Dataset rows:
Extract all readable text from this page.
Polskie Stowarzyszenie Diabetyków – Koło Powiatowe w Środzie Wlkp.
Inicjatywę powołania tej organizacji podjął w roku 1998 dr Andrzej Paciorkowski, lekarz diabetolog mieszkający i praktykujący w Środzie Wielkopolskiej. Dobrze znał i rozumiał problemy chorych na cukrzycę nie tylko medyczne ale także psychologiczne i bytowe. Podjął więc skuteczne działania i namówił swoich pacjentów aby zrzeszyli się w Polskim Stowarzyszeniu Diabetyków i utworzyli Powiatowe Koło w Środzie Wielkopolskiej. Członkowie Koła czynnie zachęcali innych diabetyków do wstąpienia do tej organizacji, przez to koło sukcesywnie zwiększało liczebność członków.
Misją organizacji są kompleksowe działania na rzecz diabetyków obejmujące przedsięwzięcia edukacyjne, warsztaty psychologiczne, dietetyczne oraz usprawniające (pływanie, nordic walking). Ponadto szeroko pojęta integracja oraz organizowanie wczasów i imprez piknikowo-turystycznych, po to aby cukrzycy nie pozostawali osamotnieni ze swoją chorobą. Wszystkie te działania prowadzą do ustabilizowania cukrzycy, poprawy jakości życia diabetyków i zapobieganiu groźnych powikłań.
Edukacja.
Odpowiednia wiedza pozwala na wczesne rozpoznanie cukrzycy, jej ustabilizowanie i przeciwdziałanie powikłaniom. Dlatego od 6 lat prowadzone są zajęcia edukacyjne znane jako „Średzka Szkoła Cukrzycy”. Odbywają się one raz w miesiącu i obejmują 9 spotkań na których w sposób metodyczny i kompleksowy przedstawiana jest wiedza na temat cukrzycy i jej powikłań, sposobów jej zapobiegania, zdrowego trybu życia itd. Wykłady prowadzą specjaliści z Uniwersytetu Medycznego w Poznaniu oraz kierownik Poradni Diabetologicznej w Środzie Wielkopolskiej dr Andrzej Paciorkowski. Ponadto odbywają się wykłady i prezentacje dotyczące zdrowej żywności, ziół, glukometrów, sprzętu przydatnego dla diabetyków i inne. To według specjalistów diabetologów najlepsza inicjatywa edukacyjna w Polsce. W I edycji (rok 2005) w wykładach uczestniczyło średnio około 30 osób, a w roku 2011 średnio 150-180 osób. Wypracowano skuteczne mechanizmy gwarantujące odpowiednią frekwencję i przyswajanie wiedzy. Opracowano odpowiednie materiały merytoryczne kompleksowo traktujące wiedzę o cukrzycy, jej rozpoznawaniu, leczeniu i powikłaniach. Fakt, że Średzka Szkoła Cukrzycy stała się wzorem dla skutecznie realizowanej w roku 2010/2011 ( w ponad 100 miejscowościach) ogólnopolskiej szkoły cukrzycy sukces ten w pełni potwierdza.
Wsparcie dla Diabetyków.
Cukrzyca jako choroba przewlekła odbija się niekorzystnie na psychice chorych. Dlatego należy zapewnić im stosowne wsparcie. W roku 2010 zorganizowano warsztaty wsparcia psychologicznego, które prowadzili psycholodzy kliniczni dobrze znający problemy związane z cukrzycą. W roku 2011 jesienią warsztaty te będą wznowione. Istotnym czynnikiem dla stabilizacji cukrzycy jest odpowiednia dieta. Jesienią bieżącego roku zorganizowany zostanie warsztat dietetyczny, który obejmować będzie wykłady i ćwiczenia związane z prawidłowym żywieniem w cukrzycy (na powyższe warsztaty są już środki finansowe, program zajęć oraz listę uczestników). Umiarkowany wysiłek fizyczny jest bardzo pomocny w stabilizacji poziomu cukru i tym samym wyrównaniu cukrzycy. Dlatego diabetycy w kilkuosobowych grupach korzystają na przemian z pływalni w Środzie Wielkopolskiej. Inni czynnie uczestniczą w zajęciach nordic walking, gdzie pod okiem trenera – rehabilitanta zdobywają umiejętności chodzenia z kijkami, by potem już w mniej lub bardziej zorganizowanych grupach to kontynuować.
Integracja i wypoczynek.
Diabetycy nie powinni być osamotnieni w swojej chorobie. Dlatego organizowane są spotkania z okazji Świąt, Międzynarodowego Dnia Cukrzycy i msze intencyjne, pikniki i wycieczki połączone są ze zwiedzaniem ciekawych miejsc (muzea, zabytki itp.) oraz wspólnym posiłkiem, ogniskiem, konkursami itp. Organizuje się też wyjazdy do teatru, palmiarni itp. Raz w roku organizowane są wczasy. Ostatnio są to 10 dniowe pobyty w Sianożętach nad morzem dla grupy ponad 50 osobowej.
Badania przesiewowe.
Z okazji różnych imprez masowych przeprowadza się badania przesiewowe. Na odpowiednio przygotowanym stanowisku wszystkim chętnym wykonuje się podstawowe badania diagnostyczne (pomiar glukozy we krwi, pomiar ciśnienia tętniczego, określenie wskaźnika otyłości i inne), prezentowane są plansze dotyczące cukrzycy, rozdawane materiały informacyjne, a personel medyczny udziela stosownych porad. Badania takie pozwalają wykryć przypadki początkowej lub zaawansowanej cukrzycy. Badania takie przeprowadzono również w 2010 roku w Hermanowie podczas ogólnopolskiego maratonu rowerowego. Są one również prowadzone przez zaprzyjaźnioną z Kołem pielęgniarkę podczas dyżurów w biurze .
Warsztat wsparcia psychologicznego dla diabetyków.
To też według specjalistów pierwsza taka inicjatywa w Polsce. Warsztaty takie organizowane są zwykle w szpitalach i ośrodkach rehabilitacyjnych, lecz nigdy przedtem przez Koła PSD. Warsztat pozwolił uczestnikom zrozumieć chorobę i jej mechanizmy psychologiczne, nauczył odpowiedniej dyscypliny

Aim – Print the records above exactly as they appear.

Output of the task –
Extract all readable text from this page.
Polskie Stowarzyszenie Diabetyków – Koło Powiatowe w Środzie Wlkp.
Inicjatywę powołania tej organizacji podjął w roku 1998 dr Andrzej Paciorkowski, lekarz diabetolog mieszkający i praktykujący w Środzie Wielkopolskiej. Dobrze znał i rozumiał problemy chorych na cukrzycę nie tylko medyczne ale także psychologiczne i bytowe. Podjął więc skuteczne działania i namówił swoich pacjentów aby zrzeszyli się w Polskim Stowarzyszeniu Diabetyków i utworzyli Powiatowe Koło w Środzie Wielkopolskiej. Członkowie Koła czynnie zachęcali innych diabetyków do wstąpienia do tej organizacji, przez to koło sukcesywnie zwiększało liczebność członków.
Misją organizacji są kompleksowe działania na rzecz diabetyków obejmujące przedsięwzięcia edukacyjne, warsztaty psychologiczne, dietetyczne oraz usprawniające (pływanie, nordic walking). Ponadto szeroko pojęta integracja oraz organizowanie wczasów i imprez piknikowo-turystycznych, po to aby cukrzycy nie pozostawali osamotnieni ze swoją chorobą. Wszystkie te działania prowadzą do ustabilizowania cukrzycy, poprawy jakości życia diabetyków i zapobieganiu groźnych powikłań.
Edukacja.
Odpowiednia wiedza pozwala na wczesne rozpoznanie cukrzycy, jej ustabilizowanie i przeciwdziałanie powikłaniom. Dlatego od 6 lat prowadzone są zajęcia edukacyjne znane jako „Średzka Szkoła Cukrzycy”. Odbywają się one raz w miesiącu i obejmują 9 spotkań na których w sposób metodyczny i kompleksowy przedstawiana jest wiedza na temat cukrzycy i jej powikłań, sposobów jej zapobiegania, zdrowego trybu życia itd. Wykłady prowadzą specjaliści z Uniwersytetu Medycznego w Poznaniu oraz kierownik Poradni Diabetologicznej w Środzie Wielkopolskiej dr Andrzej Paciorkowski. Ponadto odbywają się wykłady i prezentacje dotyczące zdrowej żywności, ziół, glukometrów, sprzętu przydatnego dla diabetyków i inne. To według specjalistów diabetologów najlepsza inicjatywa edukacyjna w Polsce. W I edycji (rok 2005) w wykładach uczestniczyło średnio około 30 osób, a w roku 2011 średnio 150-180 osób. Wypracowano skuteczne mechanizmy gwarantujące odpowiednią frekwencję i przyswajanie wiedzy. Opracowano odpowiednie materiały merytoryczne kompleksowo traktujące wiedzę o cukrzycy, jej rozpoznawaniu, leczeniu i powikłaniach. Fakt, że Średzka Szkoła Cukrzycy stała się wzorem dla skutecznie realizowanej w roku 2010/2011 ( w ponad 100 miejscowościach) ogólnopolskiej szkoły cukrzycy sukces ten w pełni potwierdza.
Wsparcie dla Diabetyków.
Cukrzyca jako choroba przewlekła odbija się niekorzystnie na psychice chorych. Dlatego należy zapewnić im stosowne wsparcie. W roku 2010 zorganizowano warsztaty wsparcia psychologicznego, które prowadzili psycholodzy kliniczni dobrze znający problemy związane z cukrzycą. W roku 2011 jesienią warsztaty te będą wznowione. Istotnym czynnikiem dla stabilizacji cukrzycy jest odpowiednia dieta. Jesienią bieżącego roku zorganizowany zostanie warsztat dietetyczny, który obejmować będzie wykłady i ćwiczenia związane z prawidłowym żywieniem w cukrzycy (na powyższe warsztaty są już środki finansowe, program zajęć oraz listę uczestników). Umiarkowany wysiłek fizyczny jest bardzo pomocny w stabilizacji poziomu cukru i tym samym wyrównaniu cukrzycy. Dlatego diabetycy w kilkuosobowych grupach korzystają na przemian z pływalni w Środzie Wielkopolskiej. Inni czynnie uczestniczą w zajęciach nordic walking, gdzie pod okiem trenera – rehabilitanta zdobywają umiejętności chodzenia z kijkami, by potem już w mniej lub bardziej zorganizowanych grupach to kontynuować.
Integracja i wypoczynek.
Diabetycy nie powinni być osamotnieni w swojej chorobie. Dlatego organizowane są spotkania z okazji Świąt, Międzynarodowego Dnia Cukrzycy i msze intencyjne, pikniki i wycieczki połączone są ze zwiedzaniem ciekawych miejsc (muzea, zabytki itp.) oraz wspólnym posiłkiem, ogniskiem, konkursami itp. Organizuje się też wyjazdy do teatru, palmiarni itp. Raz w roku organizowane są wczasy. Ostatnio są to 10 dniowe pobyty w Sianożętach nad morzem dla grupy ponad 50 osobowej.
Badania przesiewowe.
Z okazji różnych imprez masowych przeprowadza się badania przesiewowe. Na odpowiednio przygotowanym stanowisku wszystkim chętnym wykonuje się podstawowe badania diagnostyczne (pomiar glukozy we krwi, pomiar ciśnienia tętniczego, określenie wskaźnika otyłości i inne), prezentowane są plansze dotyczące cukrzycy, rozdawane materiały informacyjne, a personel medyczny udziela stosownych porad. Badania takie pozwalają wykryć przypadki początkowej lub zaawansowanej cukrzycy. Badania takie przeprowadzono również w 2010 roku w Hermanowie podczas ogólnopolskiego maratonu rowerowego. Są one również prowadzone przez zaprzyjaźnioną z Kołem pielęgniarkę podczas dyżurów w biurze .
Warsztat wsparcia psychologicznego dla diabetyków.
To też według specjalistów pierwsza taka inicjatywa w Polsce. Warsztaty takie organizowane są zwykle w szpitalach i ośrodkach rehabilitacyjnych, lecz nigdy przedtem przez Koła PSD. Warsztat pozwolił uczestnikom zrozumieć chorobę i jej mechanizmy psychologiczne, nauczył odpowiedniej dyscypliny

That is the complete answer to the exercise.